___ RECORD EXTRACTS

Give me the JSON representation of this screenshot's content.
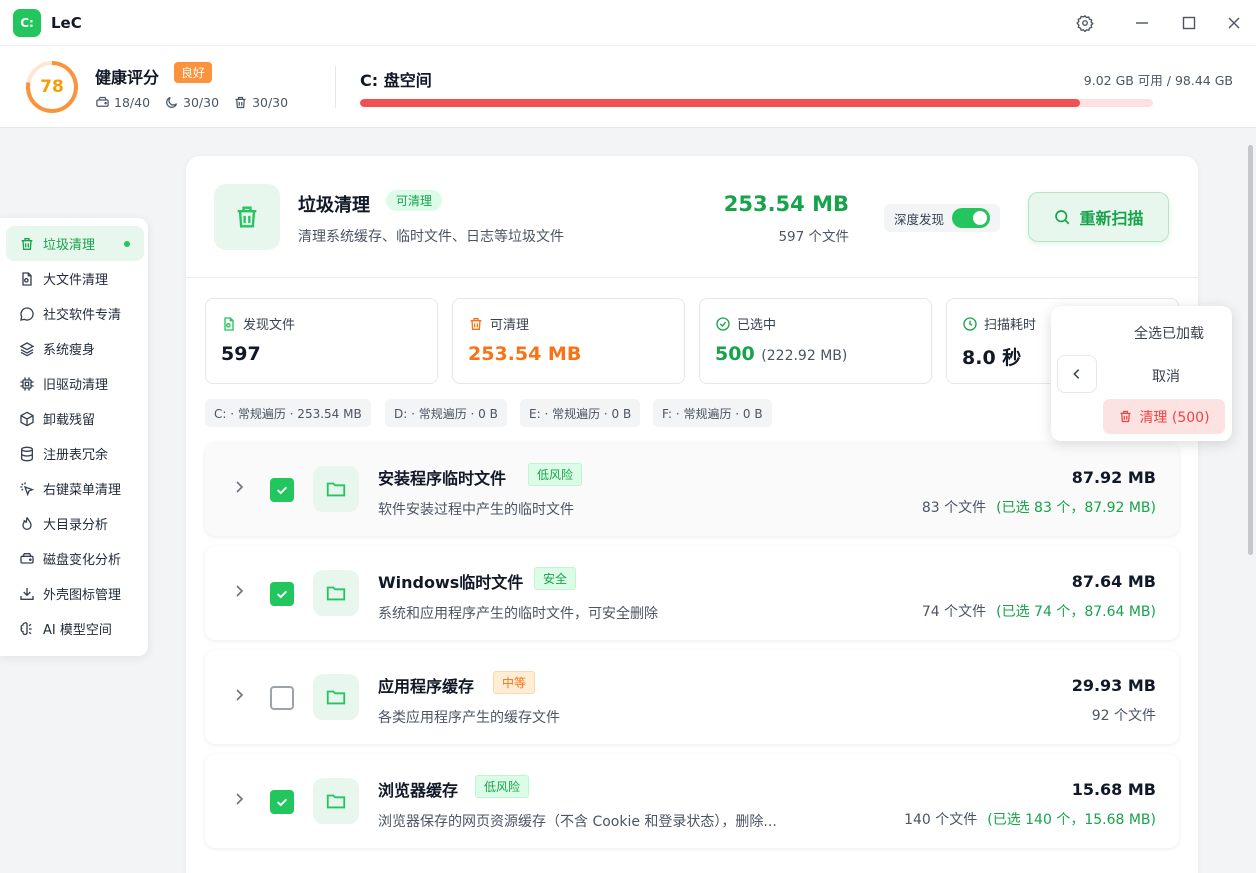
{
  "app": {
    "logo_text": "C:",
    "title": "LeC"
  },
  "health": {
    "score": "78",
    "title": "健康评分",
    "badge": "良好",
    "stats": [
      "18/40",
      "30/30",
      "30/30"
    ]
  },
  "disk": {
    "title": "C: 盘空间",
    "usage": "9.02 GB 可用 / 98.44 GB",
    "used_fraction": 0.908
  },
  "sidebar": {
    "items": [
      {
        "label": "垃圾清理",
        "icon": "trash-icon"
      },
      {
        "label": "大文件清理",
        "icon": "file-search-icon"
      },
      {
        "label": "社交软件专清",
        "icon": "chat-icon"
      },
      {
        "label": "系统瘦身",
        "icon": "layers-icon"
      },
      {
        "label": "旧驱动清理",
        "icon": "chip-icon"
      },
      {
        "label": "卸载残留",
        "icon": "package-icon"
      },
      {
        "label": "注册表冗余",
        "icon": "database-icon"
      },
      {
        "label": "右键菜单清理",
        "icon": "pointer-icon"
      },
      {
        "label": "大目录分析",
        "icon": "flame-icon"
      },
      {
        "label": "磁盘变化分析",
        "icon": "hard-drive-icon"
      },
      {
        "label": "外壳图标管理",
        "icon": "download-tray-icon"
      },
      {
        "label": "AI 模型空间",
        "icon": "brain-icon"
      }
    ]
  },
  "main": {
    "title": "垃圾清理",
    "badge": "可清理",
    "desc": "清理系统缓存、临时文件、日志等垃圾文件",
    "size": "253.54 MB",
    "count": "597 个文件",
    "deep_label": "深度发现",
    "rescan": "重新扫描",
    "stats": [
      {
        "label": "发现文件",
        "value": "597",
        "sub": ""
      },
      {
        "label": "可清理",
        "value": "253.54 MB",
        "sub": ""
      },
      {
        "label": "已选中",
        "value": "500",
        "sub": "(222.92 MB)"
      },
      {
        "label": "扫描耗时",
        "value": "8.0 秒",
        "sub": ""
      }
    ],
    "drives": [
      "C: · 常规遍历 · 253.54 MB",
      "D: · 常规遍历 · 0 B",
      "E: · 常规遍历 · 0 B",
      "F: · 常规遍历 · 0 B"
    ],
    "rows": [
      {
        "title": "安装程序临时文件",
        "badge": "低风险",
        "desc": "软件安装过程中产生的临时文件",
        "size": "87.92 MB",
        "count": "83 个文件",
        "selected": "(已选 83 个，87.92 MB)"
      },
      {
        "title": "Windows临时文件",
        "badge": "安全",
        "desc": "系统和应用程序产生的临时文件，可安全删除",
        "size": "87.64 MB",
        "count": "74 个文件",
        "selected": "(已选 74 个，87.64 MB)"
      },
      {
        "title": "应用程序缓存",
        "badge": "中等",
        "desc": "各类应用程序产生的缓存文件",
        "size": "29.93 MB",
        "count": "92 个文件",
        "selected": ""
      },
      {
        "title": "浏览器缓存",
        "badge": "低风险",
        "desc": "浏览器保存的网页资源缓存（不含 Cookie 和登录状态），删除...",
        "size": "15.68 MB",
        "count": "140 个文件",
        "selected": "(已选 140 个，15.68 MB)"
      }
    ]
  },
  "popup": {
    "select_all": "全选已加载",
    "cancel": "取消",
    "clean": "清理 (500)"
  },
  "colors": {
    "accent": "#22c55e",
    "orange": "#f97316",
    "danger": "#ef4444"
  }
}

______

From the entries above, extract every line where the word "selected" appears.

        "selected": "(已选 83 个，87.92 MB)"
        "selected": "(已选 74 个，87.64 MB)"
        "selected": ""
        "selected": "(已选 140 个，15.68 MB)"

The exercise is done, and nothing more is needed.